DATASET RECORDS:
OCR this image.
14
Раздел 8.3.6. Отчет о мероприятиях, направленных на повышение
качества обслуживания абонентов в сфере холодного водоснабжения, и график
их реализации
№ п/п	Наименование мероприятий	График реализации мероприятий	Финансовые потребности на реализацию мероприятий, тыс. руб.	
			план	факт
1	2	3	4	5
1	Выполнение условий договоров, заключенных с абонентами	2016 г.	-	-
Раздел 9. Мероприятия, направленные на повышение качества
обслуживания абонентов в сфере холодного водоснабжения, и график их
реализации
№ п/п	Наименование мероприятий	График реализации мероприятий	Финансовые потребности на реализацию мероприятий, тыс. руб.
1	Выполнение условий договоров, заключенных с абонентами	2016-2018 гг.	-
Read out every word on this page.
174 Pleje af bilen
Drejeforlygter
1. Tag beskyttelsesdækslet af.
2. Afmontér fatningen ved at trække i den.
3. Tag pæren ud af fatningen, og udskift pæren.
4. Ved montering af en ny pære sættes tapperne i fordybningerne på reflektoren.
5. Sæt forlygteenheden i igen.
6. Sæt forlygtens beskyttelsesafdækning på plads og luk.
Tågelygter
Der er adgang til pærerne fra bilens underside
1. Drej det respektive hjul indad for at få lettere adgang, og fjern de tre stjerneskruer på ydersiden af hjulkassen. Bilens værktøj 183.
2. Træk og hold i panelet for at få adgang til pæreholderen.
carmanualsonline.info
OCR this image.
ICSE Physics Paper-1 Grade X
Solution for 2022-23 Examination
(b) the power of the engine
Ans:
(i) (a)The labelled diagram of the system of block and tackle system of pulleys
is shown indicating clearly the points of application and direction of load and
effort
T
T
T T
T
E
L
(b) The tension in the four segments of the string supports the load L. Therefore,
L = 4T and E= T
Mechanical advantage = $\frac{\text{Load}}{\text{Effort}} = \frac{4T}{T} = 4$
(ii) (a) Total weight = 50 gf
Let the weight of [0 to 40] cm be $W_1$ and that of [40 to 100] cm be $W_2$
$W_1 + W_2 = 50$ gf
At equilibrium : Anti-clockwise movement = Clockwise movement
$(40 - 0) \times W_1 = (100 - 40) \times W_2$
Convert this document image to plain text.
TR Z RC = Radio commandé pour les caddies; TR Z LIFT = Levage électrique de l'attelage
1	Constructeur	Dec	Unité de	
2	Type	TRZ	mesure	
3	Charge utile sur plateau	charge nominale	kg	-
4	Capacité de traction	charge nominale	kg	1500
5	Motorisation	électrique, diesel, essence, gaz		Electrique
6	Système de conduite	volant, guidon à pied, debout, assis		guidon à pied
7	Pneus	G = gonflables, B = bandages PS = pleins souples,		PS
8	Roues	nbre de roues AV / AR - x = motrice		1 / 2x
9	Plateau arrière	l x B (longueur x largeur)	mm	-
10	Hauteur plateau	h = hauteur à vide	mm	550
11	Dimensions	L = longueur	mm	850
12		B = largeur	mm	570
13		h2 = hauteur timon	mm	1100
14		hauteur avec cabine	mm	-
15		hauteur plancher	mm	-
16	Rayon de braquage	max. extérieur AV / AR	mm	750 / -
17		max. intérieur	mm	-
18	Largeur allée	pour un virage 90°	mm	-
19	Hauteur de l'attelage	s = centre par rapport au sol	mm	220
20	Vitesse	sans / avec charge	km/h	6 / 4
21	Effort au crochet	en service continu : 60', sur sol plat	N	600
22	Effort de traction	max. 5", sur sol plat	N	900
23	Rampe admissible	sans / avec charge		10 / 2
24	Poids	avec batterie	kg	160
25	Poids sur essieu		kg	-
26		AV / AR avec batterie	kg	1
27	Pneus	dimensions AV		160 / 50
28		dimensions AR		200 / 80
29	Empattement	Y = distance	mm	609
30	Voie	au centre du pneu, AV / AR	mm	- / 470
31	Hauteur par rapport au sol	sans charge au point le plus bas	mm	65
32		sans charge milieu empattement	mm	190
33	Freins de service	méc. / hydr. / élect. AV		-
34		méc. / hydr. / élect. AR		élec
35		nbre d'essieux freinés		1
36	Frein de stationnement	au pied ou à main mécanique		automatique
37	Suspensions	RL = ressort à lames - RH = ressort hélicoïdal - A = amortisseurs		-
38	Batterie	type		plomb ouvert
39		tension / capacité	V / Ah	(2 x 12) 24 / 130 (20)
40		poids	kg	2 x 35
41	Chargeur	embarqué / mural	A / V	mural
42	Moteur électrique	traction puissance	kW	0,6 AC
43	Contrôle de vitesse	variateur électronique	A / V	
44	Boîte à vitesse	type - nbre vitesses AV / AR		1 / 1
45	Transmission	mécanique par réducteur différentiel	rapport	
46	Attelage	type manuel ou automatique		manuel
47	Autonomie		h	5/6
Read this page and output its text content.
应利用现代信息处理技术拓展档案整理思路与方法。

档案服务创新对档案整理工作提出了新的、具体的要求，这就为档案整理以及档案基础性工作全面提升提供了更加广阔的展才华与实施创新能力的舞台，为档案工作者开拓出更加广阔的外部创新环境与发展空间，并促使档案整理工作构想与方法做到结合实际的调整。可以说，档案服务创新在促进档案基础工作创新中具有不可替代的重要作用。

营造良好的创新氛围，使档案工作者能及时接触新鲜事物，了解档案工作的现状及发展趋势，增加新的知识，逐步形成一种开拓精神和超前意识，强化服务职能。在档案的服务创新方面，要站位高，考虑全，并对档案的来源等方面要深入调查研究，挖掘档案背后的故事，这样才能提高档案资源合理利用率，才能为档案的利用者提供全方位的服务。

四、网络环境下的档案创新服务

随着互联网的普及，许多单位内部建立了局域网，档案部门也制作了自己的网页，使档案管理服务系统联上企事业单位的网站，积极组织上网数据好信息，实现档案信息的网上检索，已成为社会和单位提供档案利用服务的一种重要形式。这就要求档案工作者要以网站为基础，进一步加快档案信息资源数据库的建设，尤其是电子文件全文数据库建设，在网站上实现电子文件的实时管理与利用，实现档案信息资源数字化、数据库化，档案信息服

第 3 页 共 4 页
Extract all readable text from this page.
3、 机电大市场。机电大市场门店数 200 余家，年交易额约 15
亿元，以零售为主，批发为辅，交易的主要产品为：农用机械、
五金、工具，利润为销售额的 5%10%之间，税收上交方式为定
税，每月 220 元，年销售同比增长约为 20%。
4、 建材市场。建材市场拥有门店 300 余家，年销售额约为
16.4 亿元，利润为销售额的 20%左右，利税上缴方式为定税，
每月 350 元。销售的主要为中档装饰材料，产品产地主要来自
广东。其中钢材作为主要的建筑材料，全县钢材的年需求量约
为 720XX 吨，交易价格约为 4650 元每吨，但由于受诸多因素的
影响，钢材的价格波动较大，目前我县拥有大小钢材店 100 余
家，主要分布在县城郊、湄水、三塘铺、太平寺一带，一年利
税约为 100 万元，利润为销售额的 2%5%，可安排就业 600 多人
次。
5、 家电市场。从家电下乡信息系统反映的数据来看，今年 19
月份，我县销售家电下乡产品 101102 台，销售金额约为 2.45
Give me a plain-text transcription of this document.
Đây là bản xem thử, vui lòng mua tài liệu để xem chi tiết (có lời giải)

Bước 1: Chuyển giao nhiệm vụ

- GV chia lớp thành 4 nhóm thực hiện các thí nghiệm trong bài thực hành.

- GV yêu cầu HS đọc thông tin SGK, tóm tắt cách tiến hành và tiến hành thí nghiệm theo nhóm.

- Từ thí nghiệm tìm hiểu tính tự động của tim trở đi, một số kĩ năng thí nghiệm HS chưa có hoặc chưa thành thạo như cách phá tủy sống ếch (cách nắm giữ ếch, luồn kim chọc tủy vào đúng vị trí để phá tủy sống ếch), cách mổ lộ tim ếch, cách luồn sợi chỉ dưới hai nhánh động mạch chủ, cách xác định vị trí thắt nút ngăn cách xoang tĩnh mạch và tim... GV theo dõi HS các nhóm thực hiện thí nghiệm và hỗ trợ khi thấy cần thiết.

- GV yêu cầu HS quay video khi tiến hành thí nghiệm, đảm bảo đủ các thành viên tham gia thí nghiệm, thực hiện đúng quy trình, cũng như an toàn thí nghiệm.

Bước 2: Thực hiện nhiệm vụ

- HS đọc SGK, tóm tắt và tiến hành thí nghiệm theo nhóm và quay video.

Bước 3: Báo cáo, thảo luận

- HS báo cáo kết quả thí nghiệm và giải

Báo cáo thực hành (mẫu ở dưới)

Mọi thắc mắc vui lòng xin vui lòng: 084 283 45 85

STATED GOAL: Where does the word "利润为销售额的" appear in the listing? List each line that holds it.

TASK OUTPUT:
五金、工具，利润为销售额的 5%10%之间，税收上交方式为定
16.4 亿元，利润为销售额的 20%左右，利税上缴方式为定税，
税约为 100 万元，利润为销售额的 2%5%，可安排就业 600 多人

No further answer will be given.